- _Exercise_
Go through the entries below. Copy each line in which "name" appears.

- _Record set_
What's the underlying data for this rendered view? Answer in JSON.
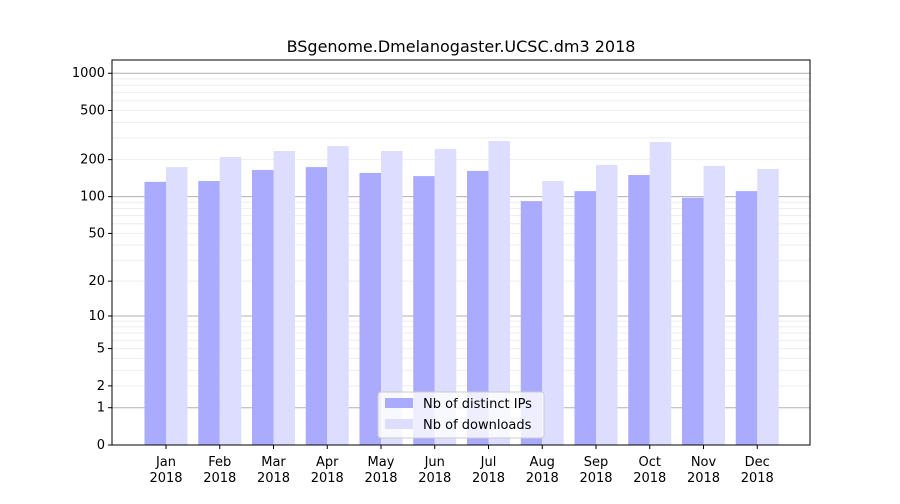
{
  "chart_data": {
    "type": "bar",
    "title": "BSgenome.Dmelanogaster.UCSC.dm3 2018",
    "xlabel": "",
    "ylabel": "",
    "yscale": "log(1+y)",
    "ylim": [
      0,
      1270
    ],
    "yticks": [
      0,
      1,
      2,
      5,
      10,
      20,
      50,
      100,
      200,
      500,
      1000
    ],
    "grid": true,
    "legend_position": "bottom-center",
    "categories": [
      "Jan\n2018",
      "Feb\n2018",
      "Mar\n2018",
      "Apr\n2018",
      "May\n2018",
      "Jun\n2018",
      "Jul\n2018",
      "Aug\n2018",
      "Sep\n2018",
      "Oct\n2018",
      "Nov\n2018",
      "Dec\n2018"
    ],
    "series": [
      {
        "name": "Nb of distinct IPs",
        "color": "#aaaaff",
        "values": [
          132,
          134,
          165,
          174,
          156,
          147,
          162,
          92,
          111,
          150,
          98,
          111
        ]
      },
      {
        "name": "Nb of downloads",
        "color": "#ddddff",
        "values": [
          174,
          210,
          235,
          258,
          235,
          244,
          283,
          134,
          181,
          278,
          178,
          168
        ]
      }
    ]
  }
}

- _Result_
        "name": "Nb of distinct IPs",
        "name": "Nb of downloads",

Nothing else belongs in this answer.